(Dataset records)
>> start

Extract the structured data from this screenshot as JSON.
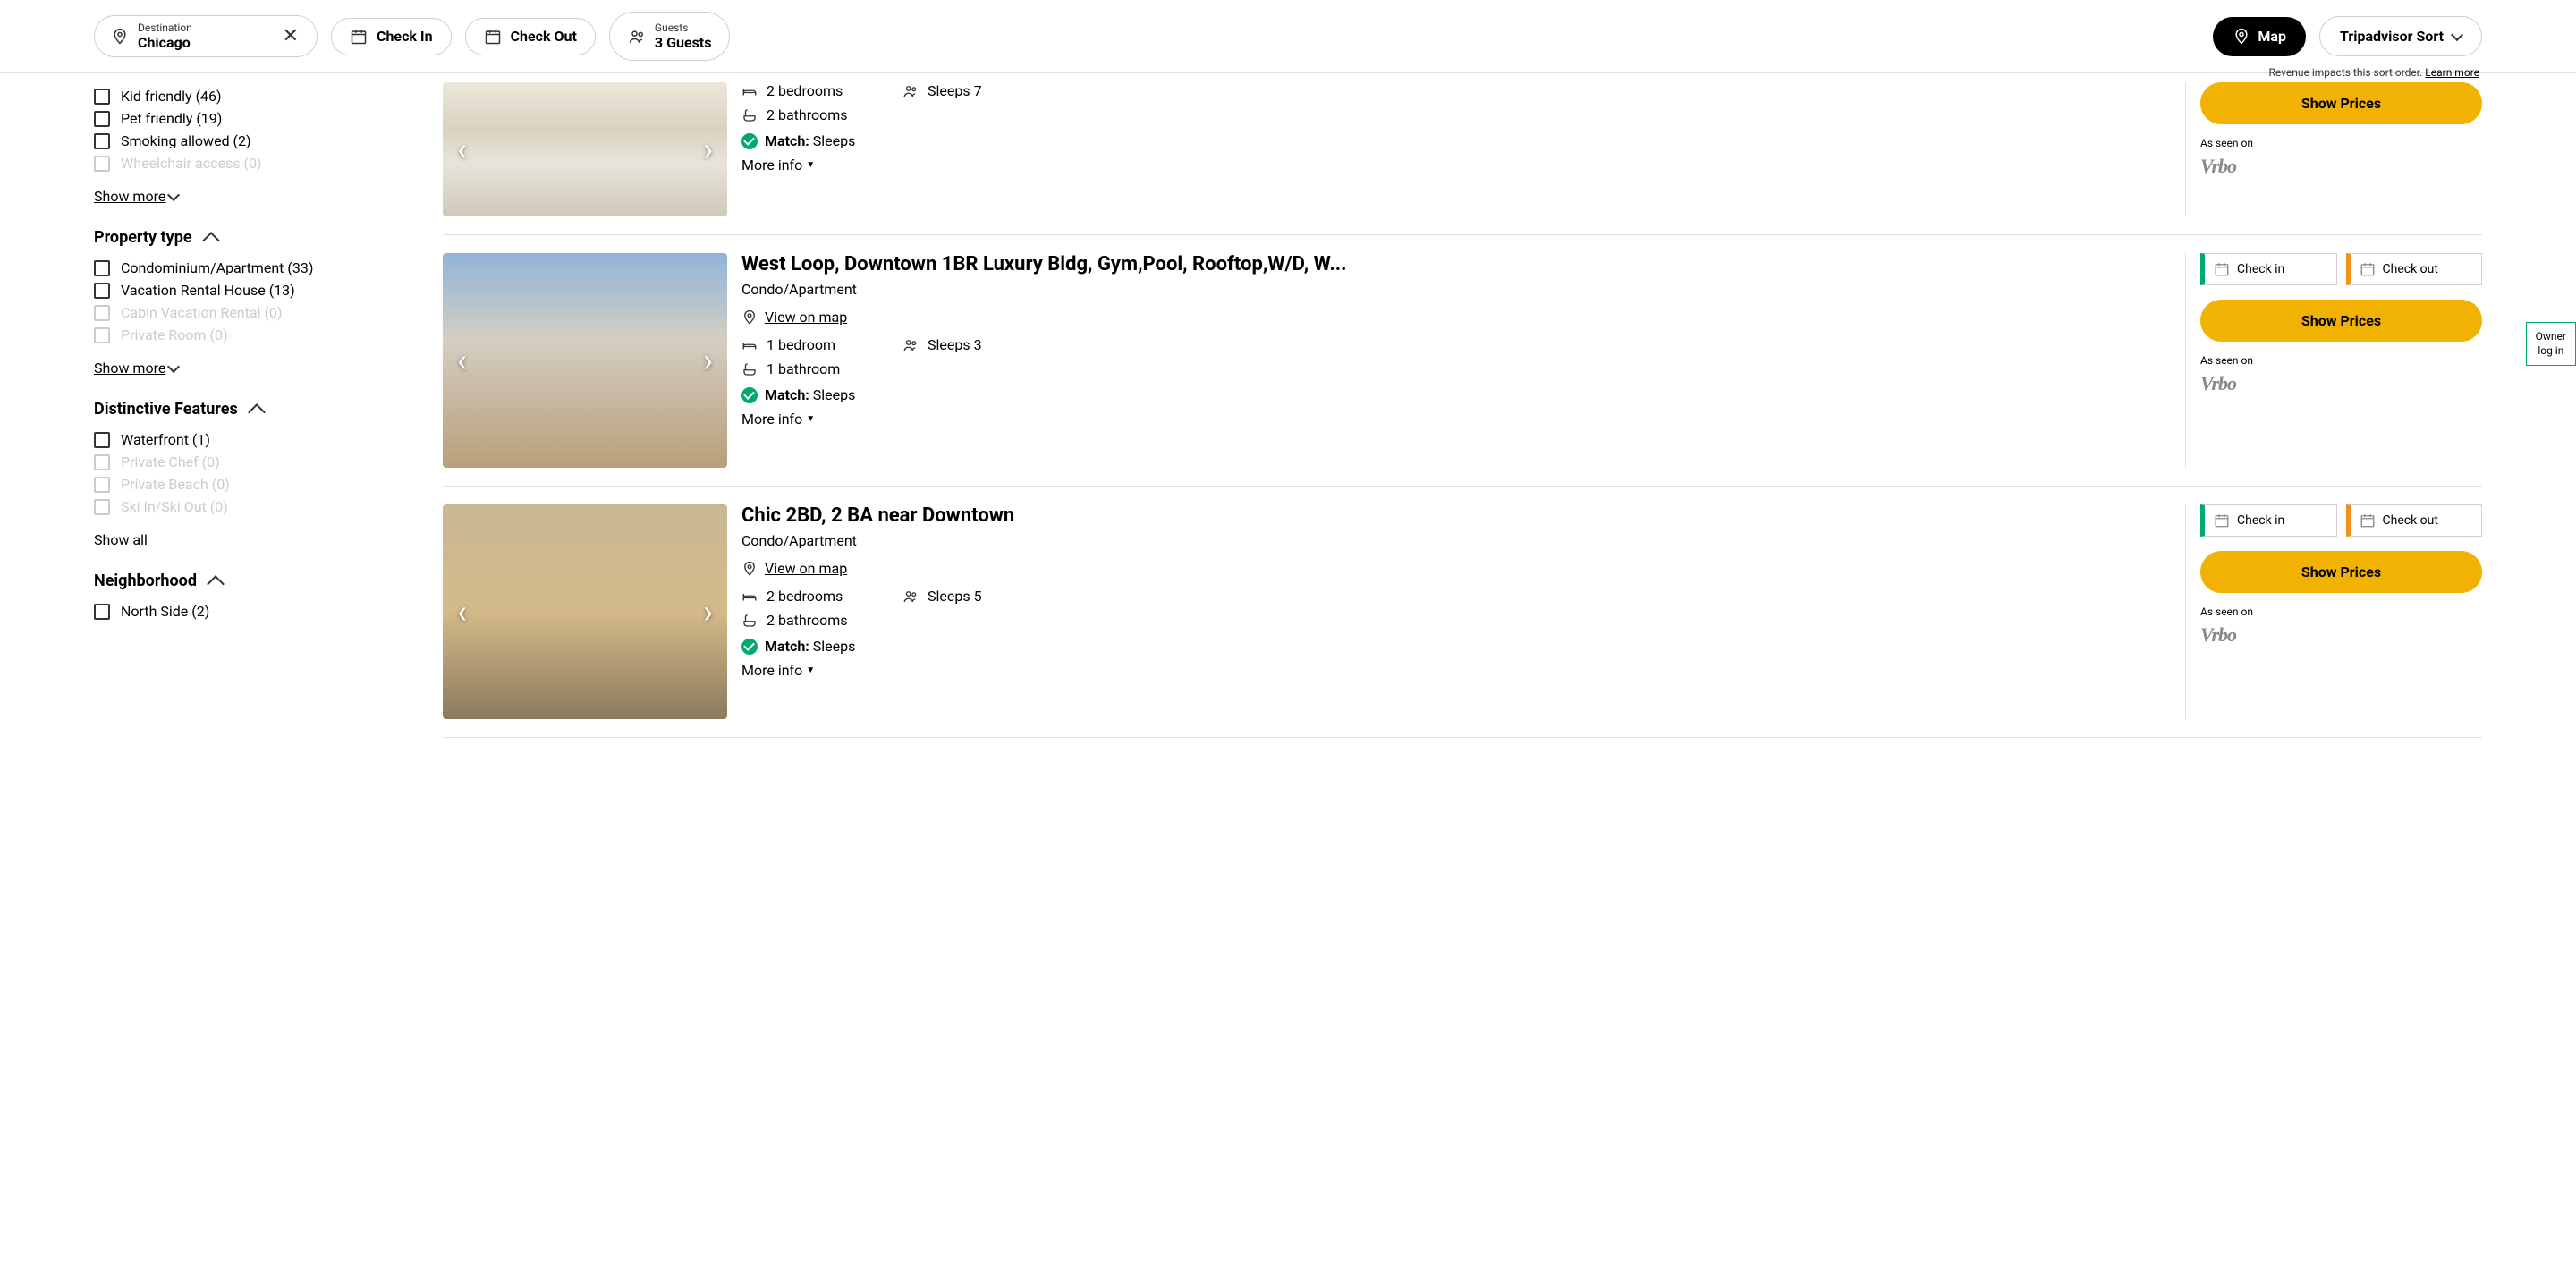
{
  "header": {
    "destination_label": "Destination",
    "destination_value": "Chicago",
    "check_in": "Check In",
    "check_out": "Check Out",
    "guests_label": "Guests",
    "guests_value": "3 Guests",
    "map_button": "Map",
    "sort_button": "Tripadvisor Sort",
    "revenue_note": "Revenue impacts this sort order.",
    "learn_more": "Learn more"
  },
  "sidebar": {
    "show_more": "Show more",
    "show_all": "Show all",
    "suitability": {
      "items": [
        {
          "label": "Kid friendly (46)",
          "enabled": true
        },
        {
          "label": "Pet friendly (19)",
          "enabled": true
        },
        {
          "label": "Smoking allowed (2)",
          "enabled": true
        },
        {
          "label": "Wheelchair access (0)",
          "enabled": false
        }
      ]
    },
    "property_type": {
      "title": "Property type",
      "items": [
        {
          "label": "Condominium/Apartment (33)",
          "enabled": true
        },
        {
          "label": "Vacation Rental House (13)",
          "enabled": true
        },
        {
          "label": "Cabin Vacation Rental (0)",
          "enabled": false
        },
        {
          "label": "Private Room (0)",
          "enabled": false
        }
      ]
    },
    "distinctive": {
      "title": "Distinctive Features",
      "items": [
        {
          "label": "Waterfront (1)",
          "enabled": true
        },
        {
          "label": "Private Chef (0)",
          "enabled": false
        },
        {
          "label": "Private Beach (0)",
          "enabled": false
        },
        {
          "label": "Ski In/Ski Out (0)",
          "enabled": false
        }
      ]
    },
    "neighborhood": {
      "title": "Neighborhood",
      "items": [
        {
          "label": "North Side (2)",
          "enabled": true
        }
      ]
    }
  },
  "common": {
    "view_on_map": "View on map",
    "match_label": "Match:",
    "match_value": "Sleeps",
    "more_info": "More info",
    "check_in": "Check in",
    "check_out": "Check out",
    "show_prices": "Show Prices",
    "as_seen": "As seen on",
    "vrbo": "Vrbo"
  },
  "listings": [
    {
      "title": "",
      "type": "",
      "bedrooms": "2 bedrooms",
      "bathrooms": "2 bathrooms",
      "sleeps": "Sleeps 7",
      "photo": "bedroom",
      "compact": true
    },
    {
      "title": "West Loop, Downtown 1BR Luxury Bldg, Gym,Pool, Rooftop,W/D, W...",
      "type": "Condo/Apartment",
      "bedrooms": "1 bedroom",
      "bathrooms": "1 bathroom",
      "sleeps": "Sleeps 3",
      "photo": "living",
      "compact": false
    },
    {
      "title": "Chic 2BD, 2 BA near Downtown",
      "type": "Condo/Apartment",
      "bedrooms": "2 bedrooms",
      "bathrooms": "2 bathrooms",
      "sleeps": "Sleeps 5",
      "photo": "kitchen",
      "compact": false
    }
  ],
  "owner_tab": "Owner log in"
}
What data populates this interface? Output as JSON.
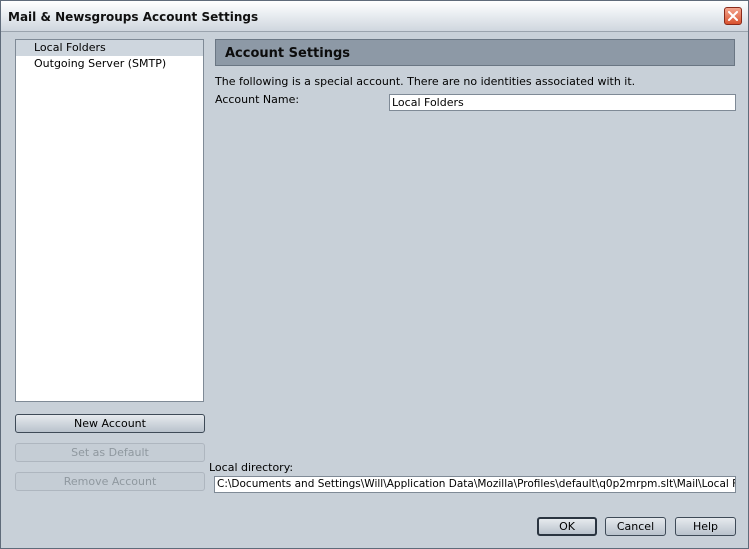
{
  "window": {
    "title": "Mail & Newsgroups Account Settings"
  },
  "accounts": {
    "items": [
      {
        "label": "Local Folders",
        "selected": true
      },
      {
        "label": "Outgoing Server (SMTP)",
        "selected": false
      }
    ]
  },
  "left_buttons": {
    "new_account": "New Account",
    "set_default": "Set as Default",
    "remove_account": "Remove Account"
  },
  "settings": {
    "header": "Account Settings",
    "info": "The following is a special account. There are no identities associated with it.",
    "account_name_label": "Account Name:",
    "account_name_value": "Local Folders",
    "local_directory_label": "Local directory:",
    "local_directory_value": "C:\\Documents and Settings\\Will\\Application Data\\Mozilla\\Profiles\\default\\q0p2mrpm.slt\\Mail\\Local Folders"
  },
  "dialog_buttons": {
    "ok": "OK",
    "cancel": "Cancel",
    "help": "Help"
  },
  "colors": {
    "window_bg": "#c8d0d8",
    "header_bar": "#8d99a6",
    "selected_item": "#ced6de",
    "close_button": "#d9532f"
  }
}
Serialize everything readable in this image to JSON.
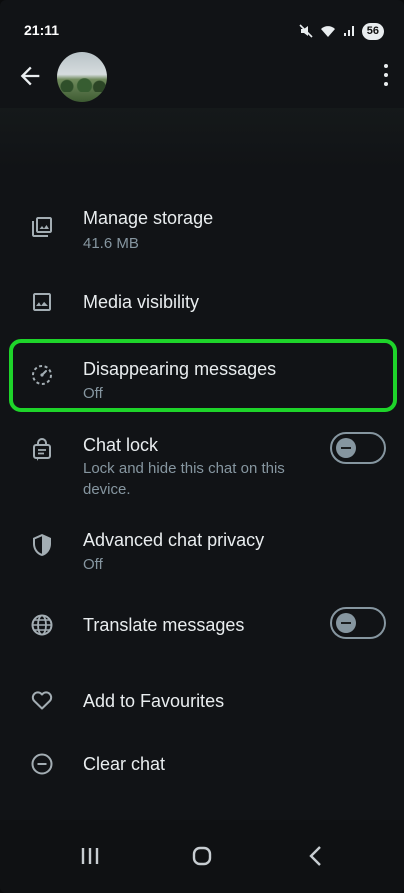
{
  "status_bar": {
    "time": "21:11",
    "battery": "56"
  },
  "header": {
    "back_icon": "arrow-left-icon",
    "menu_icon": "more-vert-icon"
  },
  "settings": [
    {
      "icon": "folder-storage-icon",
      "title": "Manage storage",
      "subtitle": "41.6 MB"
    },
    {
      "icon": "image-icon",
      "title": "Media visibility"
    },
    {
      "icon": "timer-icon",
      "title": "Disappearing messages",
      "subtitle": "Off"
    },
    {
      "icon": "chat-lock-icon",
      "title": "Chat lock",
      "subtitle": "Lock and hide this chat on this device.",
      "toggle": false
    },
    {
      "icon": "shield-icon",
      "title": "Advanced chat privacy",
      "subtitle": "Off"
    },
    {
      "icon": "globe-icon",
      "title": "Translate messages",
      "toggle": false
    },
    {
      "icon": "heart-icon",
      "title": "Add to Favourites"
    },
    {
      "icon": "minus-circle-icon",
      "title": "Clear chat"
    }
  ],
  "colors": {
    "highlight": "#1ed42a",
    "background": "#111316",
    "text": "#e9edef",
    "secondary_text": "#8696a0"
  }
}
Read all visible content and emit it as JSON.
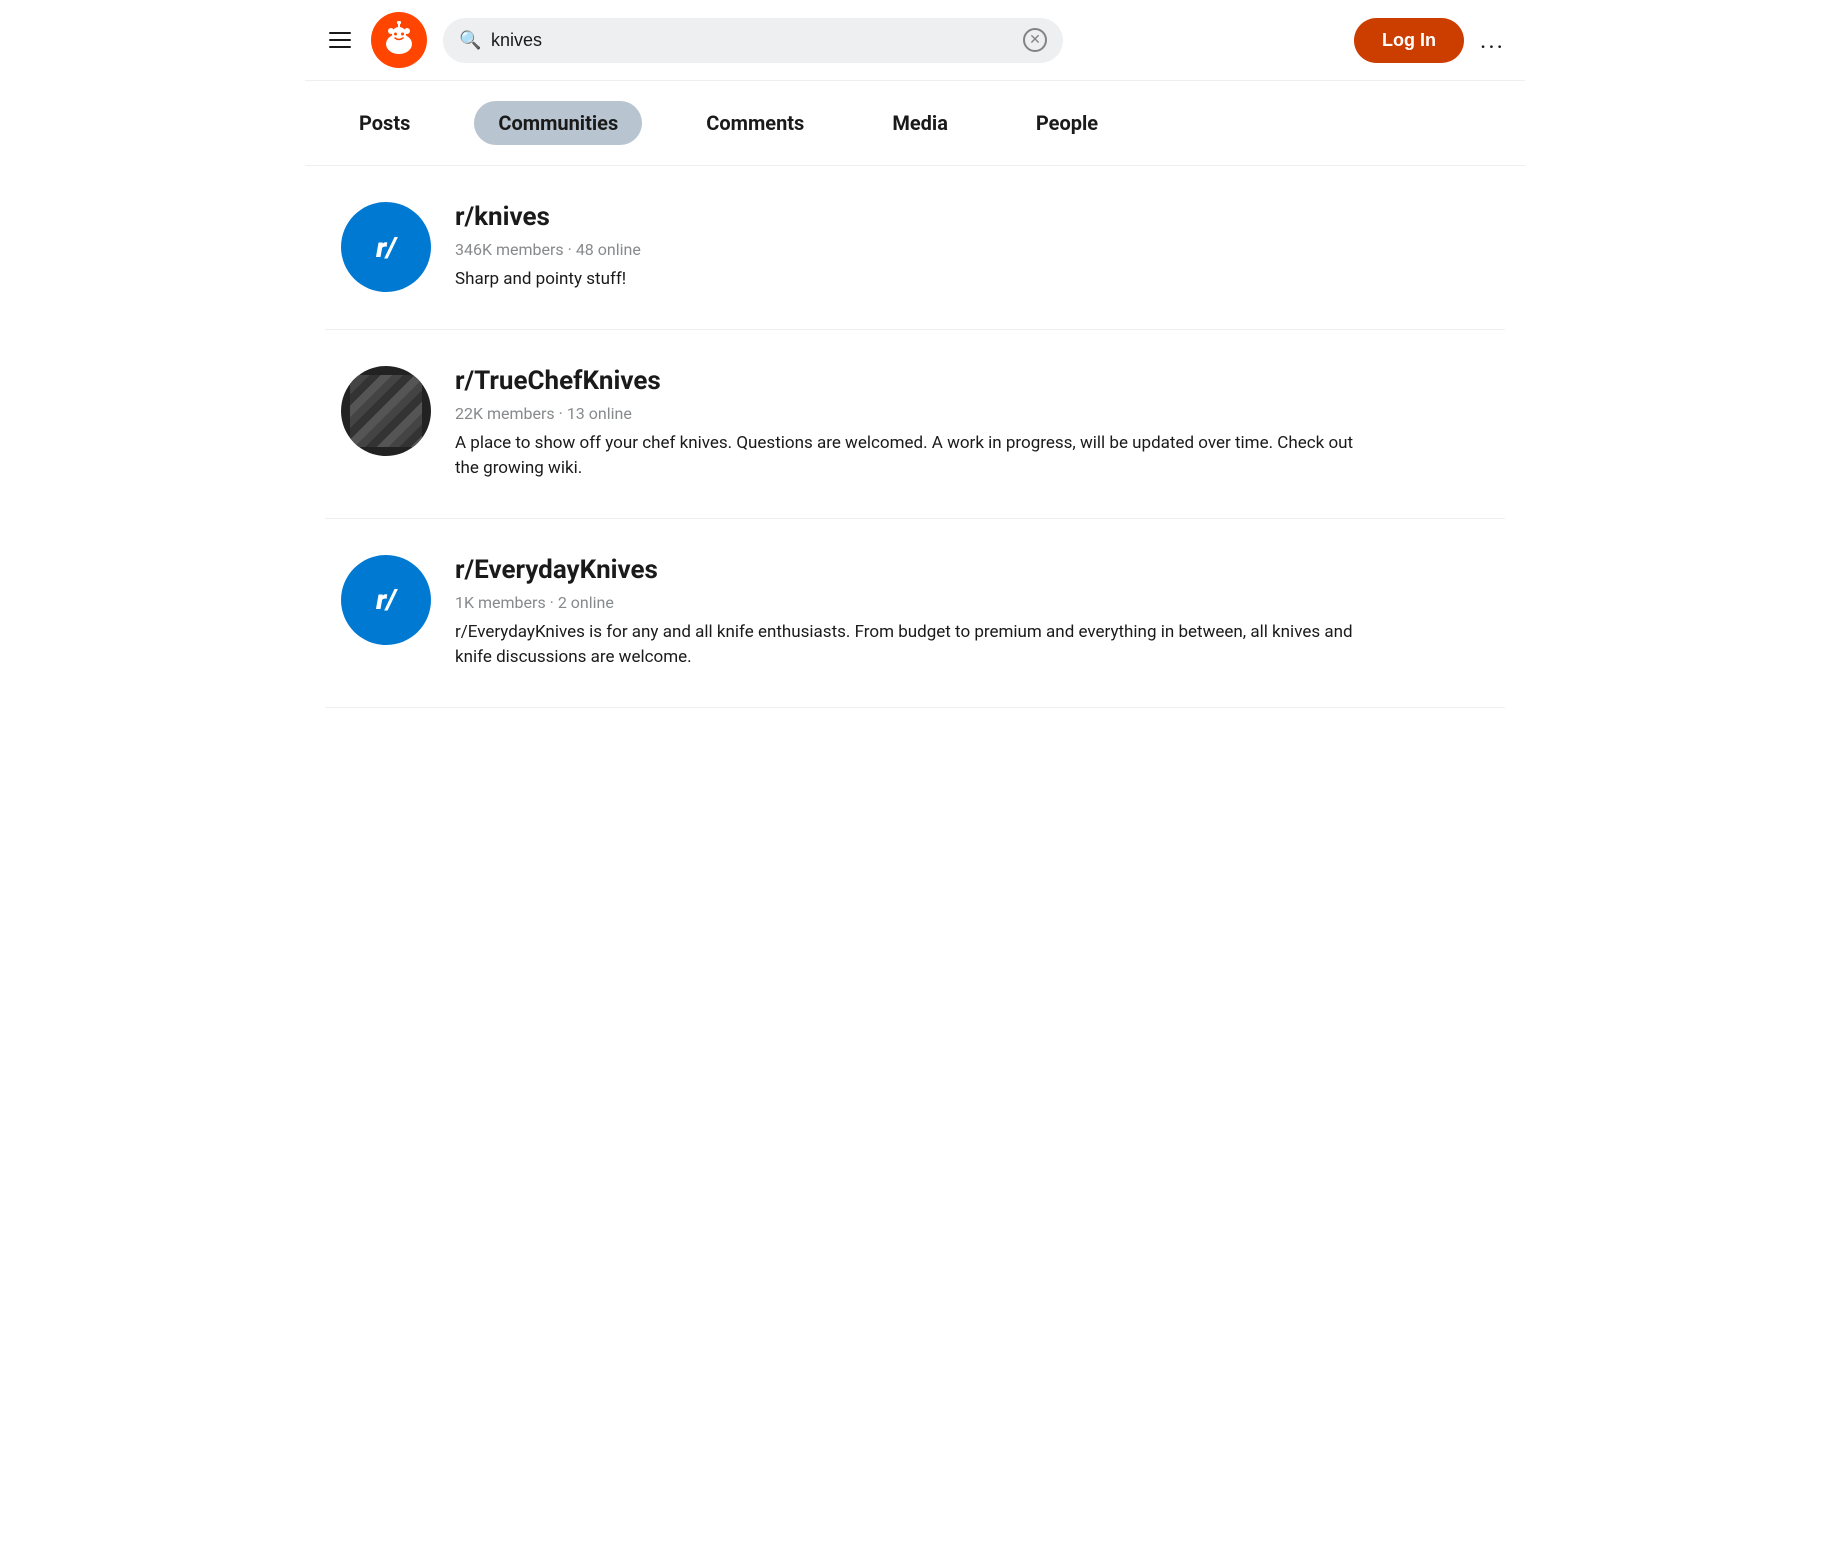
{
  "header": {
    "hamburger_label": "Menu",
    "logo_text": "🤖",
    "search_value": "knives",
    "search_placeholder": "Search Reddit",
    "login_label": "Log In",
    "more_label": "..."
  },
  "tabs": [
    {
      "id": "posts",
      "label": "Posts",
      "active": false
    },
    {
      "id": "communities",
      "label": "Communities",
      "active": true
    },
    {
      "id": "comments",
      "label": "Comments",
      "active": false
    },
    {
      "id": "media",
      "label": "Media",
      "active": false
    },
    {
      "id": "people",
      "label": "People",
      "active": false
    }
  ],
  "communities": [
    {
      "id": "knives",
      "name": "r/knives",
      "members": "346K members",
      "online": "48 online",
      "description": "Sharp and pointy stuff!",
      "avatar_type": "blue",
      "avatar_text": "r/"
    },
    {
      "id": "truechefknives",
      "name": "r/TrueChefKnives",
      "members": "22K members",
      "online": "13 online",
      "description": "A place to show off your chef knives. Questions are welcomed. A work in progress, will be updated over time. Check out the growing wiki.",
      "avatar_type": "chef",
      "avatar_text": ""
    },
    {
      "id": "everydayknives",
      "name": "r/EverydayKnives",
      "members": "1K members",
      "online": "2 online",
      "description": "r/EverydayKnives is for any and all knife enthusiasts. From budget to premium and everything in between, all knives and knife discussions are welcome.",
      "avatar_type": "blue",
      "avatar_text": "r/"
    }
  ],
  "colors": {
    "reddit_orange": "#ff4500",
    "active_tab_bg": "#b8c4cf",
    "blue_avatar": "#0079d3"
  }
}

>> end

**Direction**.
Copy out every line in the listing where the word "everything" appears.

**Full solution**.
Serialize everything readable in this image to JSON.
      "description": "r/EverydayKnives is for any and all knife enthusiasts. From budget to premium and everything in between, all knives and knife discussions are welcome.",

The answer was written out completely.